▼▼▼
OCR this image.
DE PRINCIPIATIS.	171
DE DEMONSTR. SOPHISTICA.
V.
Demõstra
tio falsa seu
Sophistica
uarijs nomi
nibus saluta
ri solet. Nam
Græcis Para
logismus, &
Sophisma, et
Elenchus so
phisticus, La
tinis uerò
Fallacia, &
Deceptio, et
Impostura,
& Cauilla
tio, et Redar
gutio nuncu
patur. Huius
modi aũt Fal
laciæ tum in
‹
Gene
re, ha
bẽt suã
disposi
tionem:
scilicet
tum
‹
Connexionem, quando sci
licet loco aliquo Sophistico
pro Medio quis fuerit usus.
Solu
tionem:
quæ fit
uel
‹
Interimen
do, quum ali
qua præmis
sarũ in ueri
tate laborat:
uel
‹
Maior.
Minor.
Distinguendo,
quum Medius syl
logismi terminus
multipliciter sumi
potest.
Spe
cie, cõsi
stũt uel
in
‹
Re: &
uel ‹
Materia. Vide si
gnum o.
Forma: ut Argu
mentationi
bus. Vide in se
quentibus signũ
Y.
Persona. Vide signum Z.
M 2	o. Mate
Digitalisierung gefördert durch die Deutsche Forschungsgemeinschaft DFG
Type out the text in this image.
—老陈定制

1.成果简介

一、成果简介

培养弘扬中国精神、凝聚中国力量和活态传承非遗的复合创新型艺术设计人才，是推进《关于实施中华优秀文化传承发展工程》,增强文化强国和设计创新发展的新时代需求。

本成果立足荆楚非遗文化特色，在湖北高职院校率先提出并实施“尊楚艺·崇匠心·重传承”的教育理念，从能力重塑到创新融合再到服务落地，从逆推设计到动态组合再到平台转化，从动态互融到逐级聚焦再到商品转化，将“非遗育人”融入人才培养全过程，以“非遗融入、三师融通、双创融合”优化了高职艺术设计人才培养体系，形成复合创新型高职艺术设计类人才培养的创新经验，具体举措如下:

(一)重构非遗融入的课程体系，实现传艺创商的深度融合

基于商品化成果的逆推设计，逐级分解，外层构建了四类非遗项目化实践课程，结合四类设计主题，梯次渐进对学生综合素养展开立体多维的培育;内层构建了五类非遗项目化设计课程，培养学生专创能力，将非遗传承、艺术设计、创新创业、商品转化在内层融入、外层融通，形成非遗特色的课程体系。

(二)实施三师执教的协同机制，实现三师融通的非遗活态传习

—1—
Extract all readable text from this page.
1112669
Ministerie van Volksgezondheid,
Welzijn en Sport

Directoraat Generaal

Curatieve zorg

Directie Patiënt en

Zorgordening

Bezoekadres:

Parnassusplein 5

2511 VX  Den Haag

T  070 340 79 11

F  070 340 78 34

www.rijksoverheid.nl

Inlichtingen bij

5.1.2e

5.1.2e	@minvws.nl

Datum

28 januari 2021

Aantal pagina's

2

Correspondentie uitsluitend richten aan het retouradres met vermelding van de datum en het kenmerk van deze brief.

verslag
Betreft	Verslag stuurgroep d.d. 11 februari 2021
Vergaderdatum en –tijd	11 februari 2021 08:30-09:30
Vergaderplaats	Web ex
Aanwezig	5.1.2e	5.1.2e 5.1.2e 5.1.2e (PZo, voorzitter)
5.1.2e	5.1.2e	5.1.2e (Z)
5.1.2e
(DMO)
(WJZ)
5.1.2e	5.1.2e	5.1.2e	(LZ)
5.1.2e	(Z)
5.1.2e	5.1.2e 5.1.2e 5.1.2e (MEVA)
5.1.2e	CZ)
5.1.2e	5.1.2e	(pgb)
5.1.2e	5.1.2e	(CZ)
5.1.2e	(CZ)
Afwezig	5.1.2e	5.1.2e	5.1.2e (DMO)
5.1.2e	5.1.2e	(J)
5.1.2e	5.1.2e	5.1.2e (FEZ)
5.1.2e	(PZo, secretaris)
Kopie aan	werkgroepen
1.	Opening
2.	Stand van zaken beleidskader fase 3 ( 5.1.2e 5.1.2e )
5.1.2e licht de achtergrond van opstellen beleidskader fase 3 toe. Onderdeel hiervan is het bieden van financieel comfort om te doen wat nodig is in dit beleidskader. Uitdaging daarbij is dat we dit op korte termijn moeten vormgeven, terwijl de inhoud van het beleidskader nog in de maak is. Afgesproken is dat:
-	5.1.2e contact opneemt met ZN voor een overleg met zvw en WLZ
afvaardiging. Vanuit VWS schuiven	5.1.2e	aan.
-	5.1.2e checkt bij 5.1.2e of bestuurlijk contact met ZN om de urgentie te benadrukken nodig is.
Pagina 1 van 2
▲▲▲
#### Your task:
Copy every line of the data that holds the string "nodig".

#### Worked solution:
5.1.2e licht de achtergrond van opstellen beleidskader fase 3 toe. Onderdeel hiervan is het bieden van financieel comfort om te doen wat nodig is in dit beleidskader. Uitdaging daarbij is dat we dit op korte termijn moeten vormgeven, terwijl de inhoud van het beleidskader nog in de maak is. Afgesproken is dat:
-	5.1.2e checkt bij 5.1.2e of bestuurlijk contact met ZN om de urgentie te benadrukken nodig is.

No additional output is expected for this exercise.